* Begin *
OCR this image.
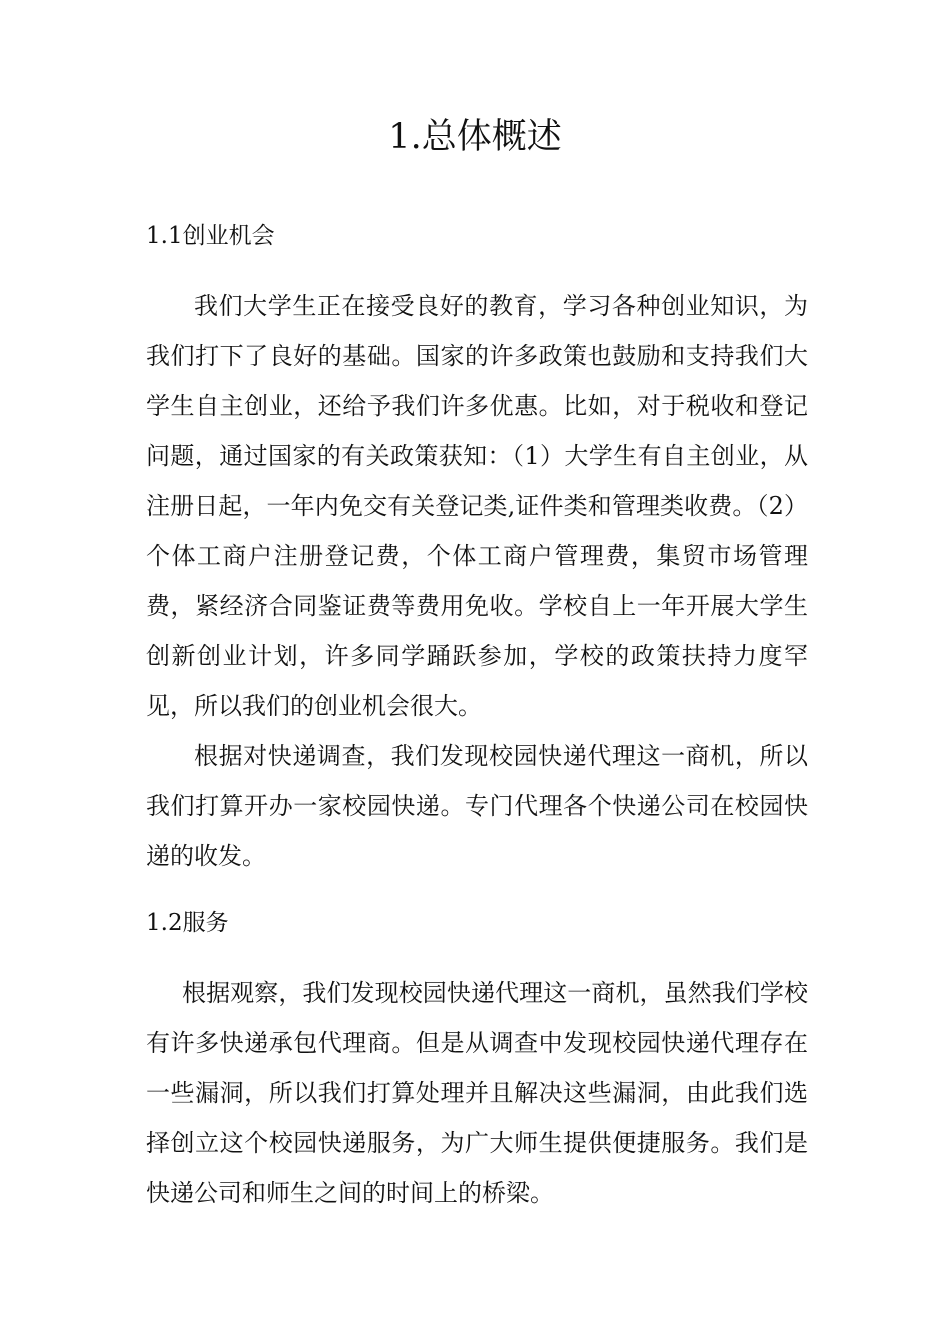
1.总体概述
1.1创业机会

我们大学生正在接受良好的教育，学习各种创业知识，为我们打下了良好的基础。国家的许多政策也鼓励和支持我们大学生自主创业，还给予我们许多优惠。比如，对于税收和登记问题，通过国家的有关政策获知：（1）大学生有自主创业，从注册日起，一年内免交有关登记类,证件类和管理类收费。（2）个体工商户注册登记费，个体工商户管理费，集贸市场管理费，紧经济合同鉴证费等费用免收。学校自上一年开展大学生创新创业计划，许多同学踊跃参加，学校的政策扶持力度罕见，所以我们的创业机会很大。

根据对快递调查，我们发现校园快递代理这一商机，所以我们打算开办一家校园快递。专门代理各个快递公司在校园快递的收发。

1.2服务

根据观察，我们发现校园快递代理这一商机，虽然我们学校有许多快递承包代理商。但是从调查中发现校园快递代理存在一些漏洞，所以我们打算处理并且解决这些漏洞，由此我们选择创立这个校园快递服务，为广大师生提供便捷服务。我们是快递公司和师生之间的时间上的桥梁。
* End *
* Begin *
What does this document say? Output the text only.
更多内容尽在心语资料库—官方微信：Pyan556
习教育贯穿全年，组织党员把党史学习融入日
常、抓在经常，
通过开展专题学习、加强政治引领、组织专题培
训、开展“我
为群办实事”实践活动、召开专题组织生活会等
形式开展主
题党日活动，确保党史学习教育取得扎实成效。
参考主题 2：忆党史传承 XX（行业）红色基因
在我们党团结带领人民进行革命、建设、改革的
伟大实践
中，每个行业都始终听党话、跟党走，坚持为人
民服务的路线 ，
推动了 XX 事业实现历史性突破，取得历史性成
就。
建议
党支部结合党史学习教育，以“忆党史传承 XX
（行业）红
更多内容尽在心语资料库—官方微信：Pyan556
* End *
* Begin *
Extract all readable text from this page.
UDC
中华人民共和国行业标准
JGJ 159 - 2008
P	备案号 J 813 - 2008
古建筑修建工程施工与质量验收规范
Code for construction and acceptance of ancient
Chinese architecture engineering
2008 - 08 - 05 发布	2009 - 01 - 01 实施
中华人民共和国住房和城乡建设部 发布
* End *
Task instructions:
Say how many lines above hold the word "忆党史传承", giving only the count.

Response:
2